*TASK BRIEF*
Please output the lines shown below exactly as they appear.

*ENTRIES*
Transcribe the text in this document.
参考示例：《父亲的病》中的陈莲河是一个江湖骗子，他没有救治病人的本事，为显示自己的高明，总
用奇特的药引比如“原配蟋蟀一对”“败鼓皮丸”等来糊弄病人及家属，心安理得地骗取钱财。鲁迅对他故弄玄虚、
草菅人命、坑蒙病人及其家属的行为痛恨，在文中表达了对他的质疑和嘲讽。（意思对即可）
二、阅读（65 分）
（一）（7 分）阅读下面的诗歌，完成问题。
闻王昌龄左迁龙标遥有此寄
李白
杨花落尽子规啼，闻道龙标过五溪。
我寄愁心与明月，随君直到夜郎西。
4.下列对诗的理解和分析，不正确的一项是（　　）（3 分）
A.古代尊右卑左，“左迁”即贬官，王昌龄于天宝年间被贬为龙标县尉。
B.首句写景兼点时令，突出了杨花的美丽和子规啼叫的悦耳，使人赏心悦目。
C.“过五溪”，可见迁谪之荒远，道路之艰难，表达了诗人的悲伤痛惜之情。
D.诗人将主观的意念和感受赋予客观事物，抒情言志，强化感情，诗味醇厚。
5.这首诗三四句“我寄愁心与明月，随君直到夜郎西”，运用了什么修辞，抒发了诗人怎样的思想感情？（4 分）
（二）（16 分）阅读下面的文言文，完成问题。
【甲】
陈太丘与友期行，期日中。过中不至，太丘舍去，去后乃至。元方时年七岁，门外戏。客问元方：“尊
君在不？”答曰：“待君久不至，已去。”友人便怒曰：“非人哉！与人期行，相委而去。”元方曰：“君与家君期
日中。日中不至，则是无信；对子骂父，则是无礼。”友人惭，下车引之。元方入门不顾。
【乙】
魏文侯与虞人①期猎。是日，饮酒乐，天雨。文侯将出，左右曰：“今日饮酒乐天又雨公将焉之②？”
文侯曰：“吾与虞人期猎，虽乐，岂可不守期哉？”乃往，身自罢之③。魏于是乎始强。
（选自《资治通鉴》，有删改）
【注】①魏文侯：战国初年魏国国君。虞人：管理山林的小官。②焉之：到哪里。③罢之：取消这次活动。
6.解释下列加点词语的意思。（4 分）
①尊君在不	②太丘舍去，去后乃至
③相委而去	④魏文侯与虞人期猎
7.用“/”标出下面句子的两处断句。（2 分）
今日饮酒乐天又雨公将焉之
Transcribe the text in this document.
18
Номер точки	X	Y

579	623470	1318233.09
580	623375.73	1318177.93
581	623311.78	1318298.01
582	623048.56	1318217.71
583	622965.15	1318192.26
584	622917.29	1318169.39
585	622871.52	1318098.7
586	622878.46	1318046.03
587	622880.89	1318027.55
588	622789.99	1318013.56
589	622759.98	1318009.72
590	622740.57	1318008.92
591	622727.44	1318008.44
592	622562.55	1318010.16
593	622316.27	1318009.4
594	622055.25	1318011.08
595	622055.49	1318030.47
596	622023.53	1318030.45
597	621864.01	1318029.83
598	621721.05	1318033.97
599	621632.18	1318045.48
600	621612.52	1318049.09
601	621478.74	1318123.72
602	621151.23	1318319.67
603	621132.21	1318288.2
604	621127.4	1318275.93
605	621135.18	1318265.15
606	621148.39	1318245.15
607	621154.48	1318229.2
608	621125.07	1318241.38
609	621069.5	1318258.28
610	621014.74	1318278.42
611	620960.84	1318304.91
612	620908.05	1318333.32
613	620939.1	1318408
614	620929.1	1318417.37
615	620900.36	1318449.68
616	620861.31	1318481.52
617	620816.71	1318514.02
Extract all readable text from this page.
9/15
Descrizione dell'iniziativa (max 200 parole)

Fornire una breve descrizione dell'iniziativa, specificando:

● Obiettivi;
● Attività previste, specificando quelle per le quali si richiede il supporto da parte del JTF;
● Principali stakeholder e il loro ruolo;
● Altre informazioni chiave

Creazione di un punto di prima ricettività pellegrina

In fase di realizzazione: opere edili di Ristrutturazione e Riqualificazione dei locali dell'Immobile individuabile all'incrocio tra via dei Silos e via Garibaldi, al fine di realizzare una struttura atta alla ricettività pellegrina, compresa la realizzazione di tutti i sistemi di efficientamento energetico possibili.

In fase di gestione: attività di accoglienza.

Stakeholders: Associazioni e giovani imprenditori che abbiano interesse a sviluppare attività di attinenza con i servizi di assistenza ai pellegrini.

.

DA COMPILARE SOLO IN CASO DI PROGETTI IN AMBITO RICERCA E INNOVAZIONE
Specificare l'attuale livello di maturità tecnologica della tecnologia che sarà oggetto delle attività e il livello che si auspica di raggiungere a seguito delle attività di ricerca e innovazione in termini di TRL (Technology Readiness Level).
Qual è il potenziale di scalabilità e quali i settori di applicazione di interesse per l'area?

*ANSWER BELOW*
Transcribe the text in this document.
参考示例：《父亲的病》中的陈莲河是一个江湖骗子，他没有救治病人的本事，为显示自己的高明，总
用奇特的药引比如“原配蟋蟀一对”“败鼓皮丸”等来糊弄病人及家属，心安理得地骗取钱财。鲁迅对他故弄玄虚、
草菅人命、坑蒙病人及其家属的行为痛恨，在文中表达了对他的质疑和嘲讽。（意思对即可）
二、阅读（65 分）
（一）（7 分）阅读下面的诗歌，完成问题。
闻王昌龄左迁龙标遥有此寄
李白
杨花落尽子规啼，闻道龙标过五溪。
我寄愁心与明月，随君直到夜郎西。
4.下列对诗的理解和分析，不正确的一项是（　　）（3 分）
A.古代尊右卑左，“左迁”即贬官，王昌龄于天宝年间被贬为龙标县尉。
B.首句写景兼点时令，突出了杨花的美丽和子规啼叫的悦耳，使人赏心悦目。
C.“过五溪”，可见迁谪之荒远，道路之艰难，表达了诗人的悲伤痛惜之情。
D.诗人将主观的意念和感受赋予客观事物，抒情言志，强化感情，诗味醇厚。
5.这首诗三四句“我寄愁心与明月，随君直到夜郎西”，运用了什么修辞，抒发了诗人怎样的思想感情？（4 分）
（二）（16 分）阅读下面的文言文，完成问题。
【甲】
陈太丘与友期行，期日中。过中不至，太丘舍去，去后乃至。元方时年七岁，门外戏。客问元方：“尊
君在不？”答曰：“待君久不至，已去。”友人便怒曰：“非人哉！与人期行，相委而去。”元方曰：“君与家君期
日中。日中不至，则是无信；对子骂父，则是无礼。”友人惭，下车引之。元方入门不顾。
【乙】
魏文侯与虞人①期猎。是日，饮酒乐，天雨。文侯将出，左右曰：“今日饮酒乐天又雨公将焉之②？”
文侯曰：“吾与虞人期猎，虽乐，岂可不守期哉？”乃往，身自罢之③。魏于是乎始强。
（选自《资治通鉴》，有删改）
【注】①魏文侯：战国初年魏国国君。虞人：管理山林的小官。②焉之：到哪里。③罢之：取消这次活动。
6.解释下列加点词语的意思。（4 分）
①尊君在不	②太丘舍去，去后乃至
③相委而去	④魏文侯与虞人期猎
7.用“/”标出下面句子的两处断句。（2 分）
今日饮酒乐天又雨公将焉之
Transcribe the text in this document.
18
Номер точки	X	Y

579	623470	1318233.09
580	623375.73	1318177.93
581	623311.78	1318298.01
582	623048.56	1318217.71
583	622965.15	1318192.26
584	622917.29	1318169.39
585	622871.52	1318098.7
586	622878.46	1318046.03
587	622880.89	1318027.55
588	622789.99	1318013.56
589	622759.98	1318009.72
590	622740.57	1318008.92
591	622727.44	1318008.44
592	622562.55	1318010.16
593	622316.27	1318009.4
594	622055.25	1318011.08
595	622055.49	1318030.47
596	622023.53	1318030.45
597	621864.01	1318029.83
598	621721.05	1318033.97
599	621632.18	1318045.48
600	621612.52	1318049.09
601	621478.74	1318123.72
602	621151.23	1318319.67
603	621132.21	1318288.2
604	621127.4	1318275.93
605	621135.18	1318265.15
606	621148.39	1318245.15
607	621154.48	1318229.2
608	621125.07	1318241.38
609	621069.5	1318258.28
610	621014.74	1318278.42
611	620960.84	1318304.91
612	620908.05	1318333.32
613	620939.1	1318408
614	620929.1	1318417.37
615	620900.36	1318449.68
616	620861.31	1318481.52
617	620816.71	1318514.02
Extract all readable text from this page.
9/15
Descrizione dell'iniziativa (max 200 parole)

Fornire una breve descrizione dell'iniziativa, specificando:

● Obiettivi;
● Attività previste, specificando quelle per le quali si richiede il supporto da parte del JTF;
● Principali stakeholder e il loro ruolo;
● Altre informazioni chiave

Creazione di un punto di prima ricettività pellegrina

In fase di realizzazione: opere edili di Ristrutturazione e Riqualificazione dei locali dell'Immobile individuabile all'incrocio tra via dei Silos e via Garibaldi, al fine di realizzare una struttura atta alla ricettività pellegrina, compresa la realizzazione di tutti i sistemi di efficientamento energetico possibili.

In fase di gestione: attività di accoglienza.

Stakeholders: Associazioni e giovani imprenditori che abbiano interesse a sviluppare attività di attinenza con i servizi di assistenza ai pellegrini.

.

DA COMPILARE SOLO IN CASO DI PROGETTI IN AMBITO RICERCA E INNOVAZIONE
Specificare l'attuale livello di maturità tecnologica della tecnologia che sarà oggetto delle attività e il livello che si auspica di raggiungere a seguito delle attività di ricerca e innovazione in termini di TRL (Technology Readiness Level).
Qual è il potenziale di scalabilità e quali i settori di applicazione di interesse per l'area?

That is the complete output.